*WHAT THE TASK ASKS*
Quote the data below in full, minus the images.

Figure contents as structured data
++++++++

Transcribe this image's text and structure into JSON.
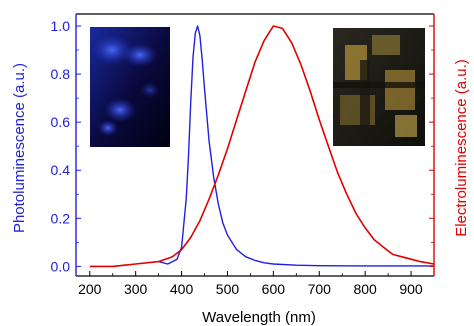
{
  "chart_data": {
    "type": "line",
    "xlabel": "Wavelength (nm)",
    "ylabel_left": "Photoluminescence (a.u.)",
    "ylabel_right": "Electroluminescence (a.u.)",
    "xlim": [
      170,
      950
    ],
    "ylim": [
      -0.04,
      1.05
    ],
    "x_ticks": [
      200,
      300,
      400,
      500,
      600,
      700,
      800,
      900
    ],
    "x_tick_labels": [
      "200",
      "300",
      "400",
      "500",
      "600",
      "700",
      "800",
      "900"
    ],
    "y_ticks": [
      0.0,
      0.2,
      0.4,
      0.6,
      0.8,
      1.0
    ],
    "y_tick_labels": [
      "0.0",
      "0.2",
      "0.4",
      "0.6",
      "0.8",
      "1.0"
    ],
    "grid": false,
    "legend": "none",
    "colors": {
      "pl": "#2020e0",
      "el": "#e00000",
      "axis": "#000000"
    },
    "series": [
      {
        "axis": "left",
        "x": [
          350,
          370,
          390,
          400,
          410,
          415,
          420,
          425,
          430,
          435,
          440,
          445,
          450,
          460,
          470,
          480,
          490,
          500,
          520,
          540,
          560,
          580,
          600,
          650,
          700,
          800,
          950
        ],
        "values": [
          0.02,
          0.01,
          0.03,
          0.08,
          0.28,
          0.45,
          0.68,
          0.87,
          0.97,
          1.0,
          0.96,
          0.86,
          0.74,
          0.52,
          0.37,
          0.26,
          0.18,
          0.13,
          0.07,
          0.04,
          0.025,
          0.015,
          0.01,
          0.005,
          0.003,
          0.002,
          0.002
        ]
      },
      {
        "axis": "right",
        "x": [
          200,
          250,
          300,
          350,
          380,
          400,
          420,
          440,
          460,
          480,
          500,
          520,
          540,
          560,
          580,
          600,
          620,
          640,
          660,
          680,
          700,
          720,
          740,
          760,
          780,
          800,
          820,
          840,
          860,
          880,
          900,
          920,
          950
        ],
        "values": [
          0.0,
          0.0,
          0.01,
          0.02,
          0.04,
          0.07,
          0.12,
          0.19,
          0.28,
          0.38,
          0.49,
          0.61,
          0.73,
          0.85,
          0.94,
          1.0,
          0.99,
          0.93,
          0.84,
          0.73,
          0.61,
          0.5,
          0.39,
          0.3,
          0.22,
          0.16,
          0.11,
          0.08,
          0.05,
          0.04,
          0.03,
          0.02,
          0.01
        ]
      }
    ]
  },
  "insets": [
    {
      "name": "pl-photo-inset",
      "description_colors": [
        "#0a0a30",
        "#2a4cff"
      ]
    },
    {
      "name": "el-photo-inset",
      "description_colors": [
        "#1a1a14",
        "#c8a040"
      ]
    }
  ]
}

++++++++

*FULL ANSWER*
Transcribe this image's text and structure into JSON.
{
  "chart_data": {
    "type": "line",
    "xlabel": "Wavelength (nm)",
    "ylabel_left": "Photoluminescence (a.u.)",
    "ylabel_right": "Electroluminescence (a.u.)",
    "xlim": [
      170,
      950
    ],
    "ylim": [
      -0.04,
      1.05
    ],
    "x_ticks": [
      200,
      300,
      400,
      500,
      600,
      700,
      800,
      900
    ],
    "x_tick_labels": [
      "200",
      "300",
      "400",
      "500",
      "600",
      "700",
      "800",
      "900"
    ],
    "y_ticks": [
      0.0,
      0.2,
      0.4,
      0.6,
      0.8,
      1.0
    ],
    "y_tick_labels": [
      "0.0",
      "0.2",
      "0.4",
      "0.6",
      "0.8",
      "1.0"
    ],
    "grid": false,
    "legend": "none",
    "colors": {
      "pl": "#2020e0",
      "el": "#e00000",
      "axis": "#000000"
    },
    "series": [
      {
        "axis": "left",
        "x": [
          350,
          370,
          390,
          400,
          410,
          415,
          420,
          425,
          430,
          435,
          440,
          445,
          450,
          460,
          470,
          480,
          490,
          500,
          520,
          540,
          560,
          580,
          600,
          650,
          700,
          800,
          950
        ],
        "values": [
          0.02,
          0.01,
          0.03,
          0.08,
          0.28,
          0.45,
          0.68,
          0.87,
          0.97,
          1.0,
          0.96,
          0.86,
          0.74,
          0.52,
          0.37,
          0.26,
          0.18,
          0.13,
          0.07,
          0.04,
          0.025,
          0.015,
          0.01,
          0.005,
          0.003,
          0.002,
          0.002
        ]
      },
      {
        "axis": "right",
        "x": [
          200,
          250,
          300,
          350,
          380,
          400,
          420,
          440,
          460,
          480,
          500,
          520,
          540,
          560,
          580,
          600,
          620,
          640,
          660,
          680,
          700,
          720,
          740,
          760,
          780,
          800,
          820,
          840,
          860,
          880,
          900,
          920,
          950
        ],
        "values": [
          0.0,
          0.0,
          0.01,
          0.02,
          0.04,
          0.07,
          0.12,
          0.19,
          0.28,
          0.38,
          0.49,
          0.61,
          0.73,
          0.85,
          0.94,
          1.0,
          0.99,
          0.93,
          0.84,
          0.73,
          0.61,
          0.5,
          0.39,
          0.3,
          0.22,
          0.16,
          0.11,
          0.08,
          0.05,
          0.04,
          0.03,
          0.02,
          0.01
        ]
      }
    ]
  },
  "insets": [
    {
      "name": "pl-photo-inset",
      "description_colors": [
        "#0a0a30",
        "#2a4cff"
      ]
    },
    {
      "name": "el-photo-inset",
      "description_colors": [
        "#1a1a14",
        "#c8a040"
      ]
    }
  ]
}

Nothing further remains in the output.